* TASK PROMPT *
Return only the count of lines in which the word "Much" appears.

Figure record extracts:

- - - -

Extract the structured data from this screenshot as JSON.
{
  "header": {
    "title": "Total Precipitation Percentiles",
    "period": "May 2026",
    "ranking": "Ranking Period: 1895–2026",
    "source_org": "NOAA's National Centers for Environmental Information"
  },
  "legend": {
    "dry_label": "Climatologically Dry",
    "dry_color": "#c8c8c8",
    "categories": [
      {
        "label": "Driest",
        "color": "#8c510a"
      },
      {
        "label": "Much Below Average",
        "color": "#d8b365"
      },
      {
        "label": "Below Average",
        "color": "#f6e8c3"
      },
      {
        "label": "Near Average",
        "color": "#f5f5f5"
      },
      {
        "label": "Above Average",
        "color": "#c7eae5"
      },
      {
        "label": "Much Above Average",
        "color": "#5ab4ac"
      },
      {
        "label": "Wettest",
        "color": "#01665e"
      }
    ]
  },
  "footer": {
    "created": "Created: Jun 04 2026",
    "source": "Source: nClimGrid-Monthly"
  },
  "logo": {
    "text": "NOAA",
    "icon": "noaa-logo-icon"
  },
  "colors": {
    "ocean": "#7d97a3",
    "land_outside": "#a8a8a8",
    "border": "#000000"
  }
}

- - - -

* CORRECT ANSWER *
2